• [SHORT TASK]: From the listing below, extract every line containing "this".

• [ENTRIES PROVIDED]:

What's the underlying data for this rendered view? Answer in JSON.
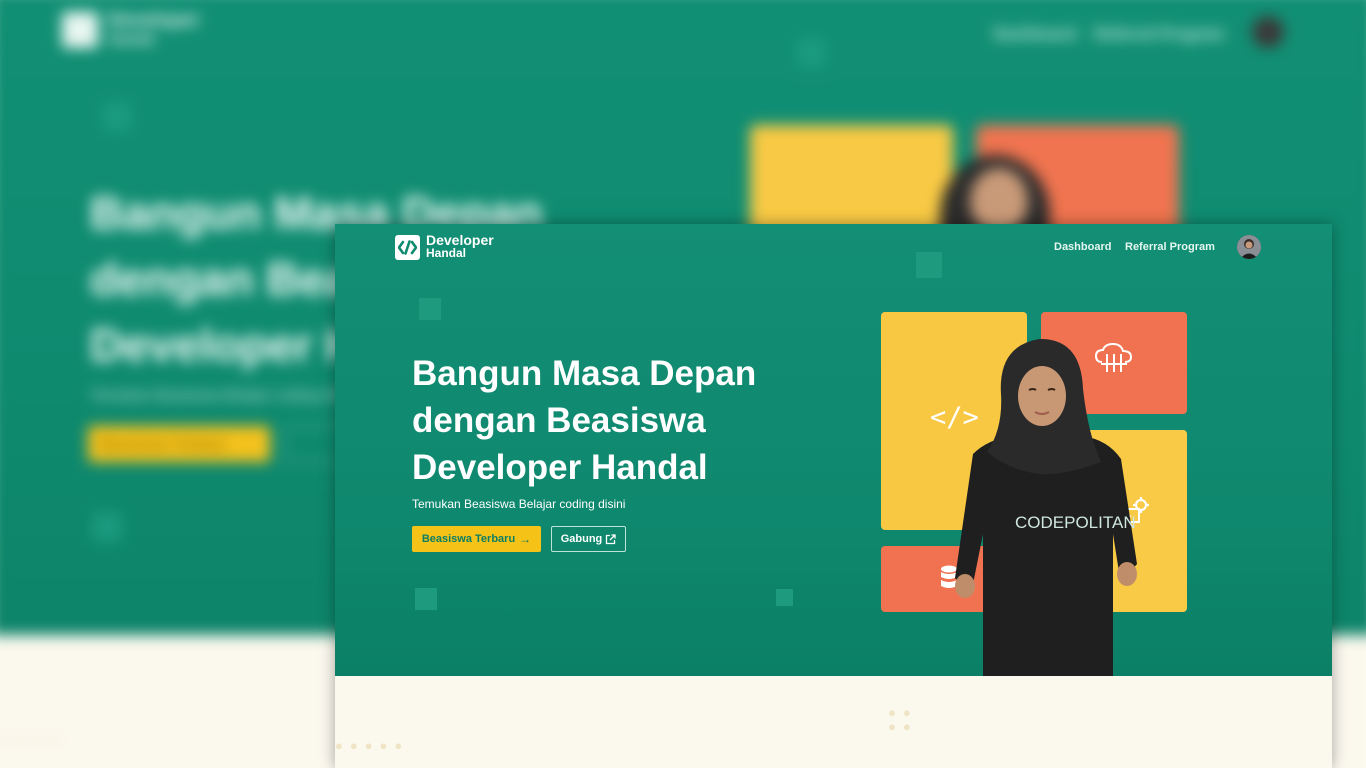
{
  "brand": {
    "line1": "Developer",
    "line2": "Handal"
  },
  "nav": {
    "dashboard": "Dashboard",
    "referral": "Referral Program"
  },
  "hero": {
    "title_line1": "Bangun Masa Depan",
    "title_line2": "dengan Beasiswa",
    "title_line3": "Developer Handal",
    "subtitle": "Temukan Beasiswa Belajar coding disini",
    "primary_button": "Beasiswa Terbaru",
    "secondary_button": "Gabung"
  },
  "illustration": {
    "shirt_text": "CODEPOLITAN",
    "code_symbol": "</>"
  },
  "icons": [
    "developer-handal-logo-icon",
    "arrow-right-icon",
    "external-link-icon",
    "code-icon",
    "cloud-network-icon",
    "database-icon",
    "gear-icon"
  ],
  "colors": {
    "brand_green": "#0e8a6f",
    "accent_yellow": "#f5c318",
    "accent_orange": "#f07250",
    "cream": "#fbf8ee"
  }
}
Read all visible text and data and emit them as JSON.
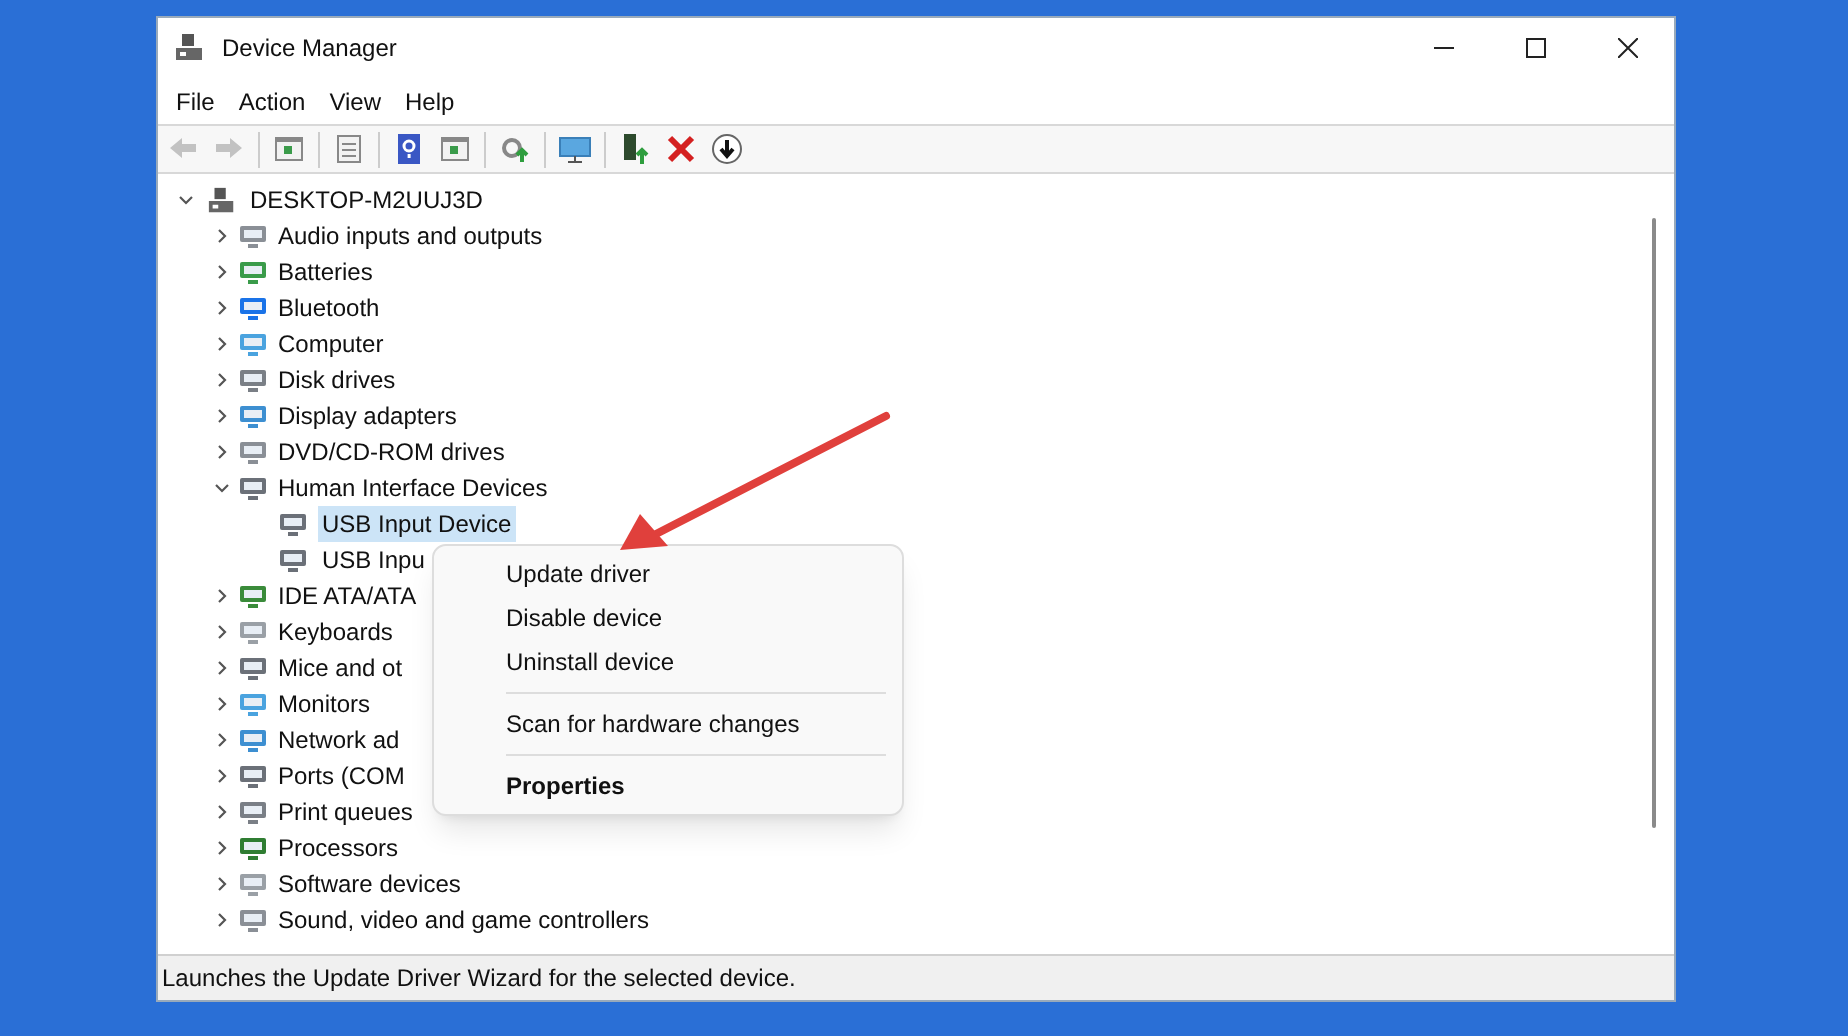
{
  "window": {
    "title": "Device Manager"
  },
  "menu_bar": [
    "File",
    "Action",
    "View",
    "Help"
  ],
  "toolbar": [
    {
      "kind": "back",
      "disabled": true
    },
    {
      "kind": "forward",
      "disabled": true
    },
    {
      "kind": "pane",
      "disabled": false
    },
    {
      "kind": "properties",
      "disabled": false
    },
    {
      "kind": "help",
      "disabled": false
    },
    {
      "kind": "pane",
      "disabled": false
    },
    {
      "kind": "update",
      "disabled": false
    },
    {
      "kind": "scan",
      "disabled": false
    },
    {
      "kind": "enable",
      "disabled": false
    },
    {
      "kind": "uninstall",
      "disabled": false
    },
    {
      "kind": "disable",
      "disabled": false
    }
  ],
  "tree": {
    "label": "DESKTOP-M2UUJ3D",
    "expanded": true,
    "children": [
      {
        "label": "Audio inputs and outputs",
        "expanded": false
      },
      {
        "label": "Batteries",
        "expanded": false
      },
      {
        "label": "Bluetooth",
        "expanded": false
      },
      {
        "label": "Computer",
        "expanded": false
      },
      {
        "label": "Disk drives",
        "expanded": false
      },
      {
        "label": "Display adapters",
        "expanded": false
      },
      {
        "label": "DVD/CD-ROM drives",
        "expanded": false
      },
      {
        "label": "Human Interface Devices",
        "expanded": true,
        "children": [
          {
            "label": "USB Input Device",
            "selected": true
          },
          {
            "label": "USB Inpu",
            "selected": false
          }
        ]
      },
      {
        "label": "IDE ATA/ATA",
        "expanded": false
      },
      {
        "label": "Keyboards",
        "expanded": false
      },
      {
        "label": "Mice and ot",
        "expanded": false
      },
      {
        "label": "Monitors",
        "expanded": false
      },
      {
        "label": "Network ad",
        "expanded": false
      },
      {
        "label": "Ports (COM",
        "expanded": false
      },
      {
        "label": "Print queues",
        "expanded": false
      },
      {
        "label": "Processors",
        "expanded": false
      },
      {
        "label": "Software devices",
        "expanded": false
      },
      {
        "label": "Sound, video and game controllers",
        "expanded": false
      }
    ]
  },
  "context_menu": [
    {
      "label": "Update driver",
      "bold": false,
      "separator_before": false
    },
    {
      "label": "Disable device",
      "bold": false,
      "separator_before": false
    },
    {
      "label": "Uninstall device",
      "bold": false,
      "separator_before": false
    },
    {
      "label": "Scan for hardware changes",
      "bold": false,
      "separator_before": true
    },
    {
      "label": "Properties",
      "bold": true,
      "separator_before": true
    }
  ],
  "status_bar": "Launches the Update Driver Wizard for the selected device."
}
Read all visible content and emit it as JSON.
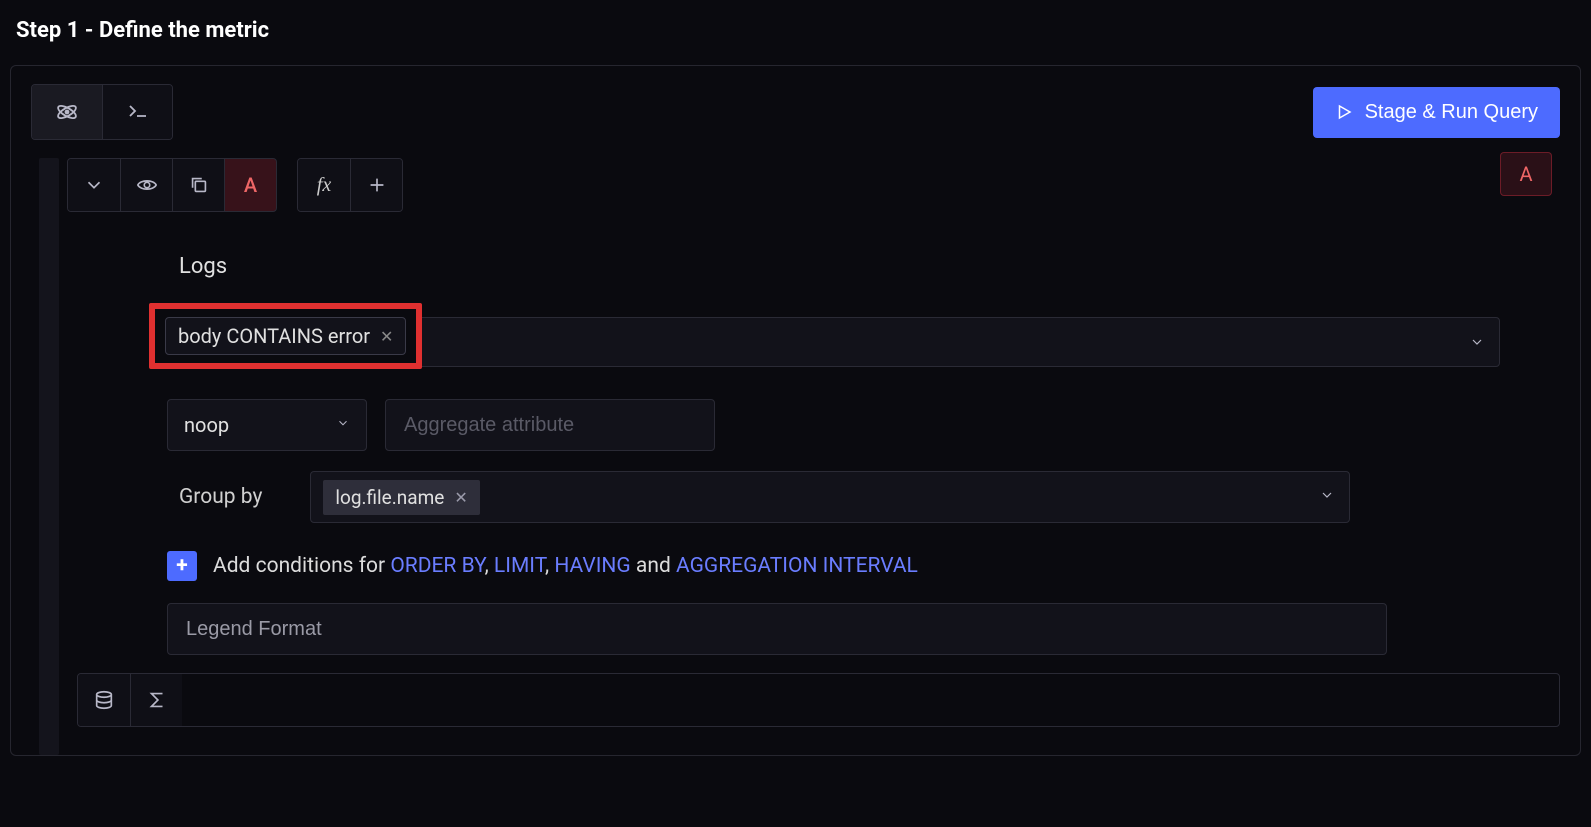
{
  "header": {
    "title": "Step 1 - Define the metric"
  },
  "actions": {
    "run_label": "Stage & Run Query"
  },
  "series": {
    "active_label": "A",
    "badge_label": "A",
    "fx_label": "fx"
  },
  "query": {
    "source_label": "Logs",
    "filter_chip": "body CONTAINS error",
    "aggregate_function": "noop",
    "aggregate_placeholder": "Aggregate attribute",
    "groupby_label": "Group by",
    "groupby_tag": "log.file.name",
    "conditions_prefix": "Add conditions for",
    "kw_order": "ORDER BY",
    "kw_limit": "LIMIT",
    "kw_having": "HAVING",
    "kw_and": "and",
    "kw_aggint": "AGGREGATION INTERVAL",
    "legend_placeholder": "Legend Format"
  }
}
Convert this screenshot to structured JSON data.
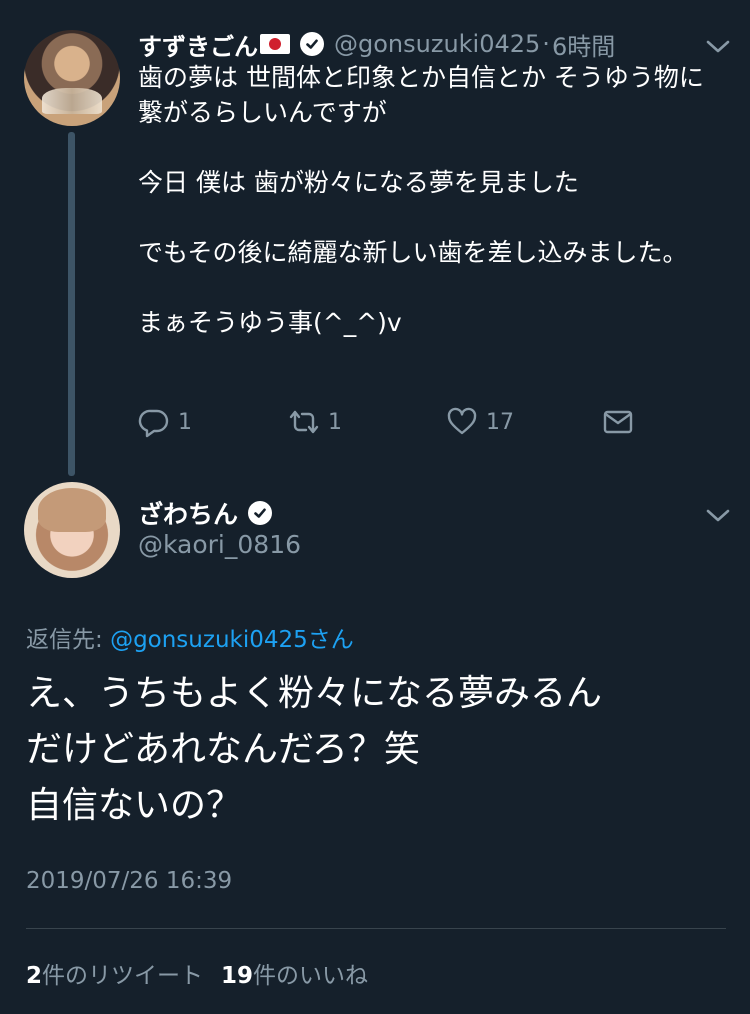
{
  "parent_tweet": {
    "display_name": "すずきごん",
    "handle": "@gonsuzuki0425",
    "separator": "·",
    "time_ago": "6時間",
    "text": "歯の夢は 世間体と印象とか自信とか そうゆう物に繋がるらしいんですが\n\n今日 僕は 歯が粉々になる夢を見ました\n\nでもその後に綺麗な新しい歯を差し込みました。\n\nまぁそうゆう事(^_^)v",
    "reply_count": "1",
    "retweet_count": "1",
    "like_count": "17"
  },
  "reply_tweet": {
    "display_name": "ざわちん",
    "handle": "@kaori_0816",
    "reply_to_label": "返信先: ",
    "reply_to_mention": "@gonsuzuki0425さん",
    "text": "え、うちもよく粉々になる夢みるん\nだけどあれなんだろ？笑\n 自信ないの？",
    "timestamp": "2019/07/26 16:39",
    "retweets_num": "2",
    "retweets_label": "件のリツイート",
    "likes_num": "19",
    "likes_label": "件のいいね"
  },
  "icons": {
    "verified": "verified-badge-icon",
    "chevron": "chevron-down-icon",
    "reply": "reply-icon",
    "retweet": "retweet-icon",
    "like": "heart-icon",
    "dm": "envelope-icon",
    "flag": "japan-flag-icon"
  },
  "colors": {
    "background": "#15202b",
    "secondary_text": "#8899a6",
    "link": "#1da1f2",
    "thread_line": "#3d5466"
  }
}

• [COMPLETED EXERCISE]:
What's the underlying data for this rendered view? Answer in JSON.
Convert this screenshot to structured JSON data.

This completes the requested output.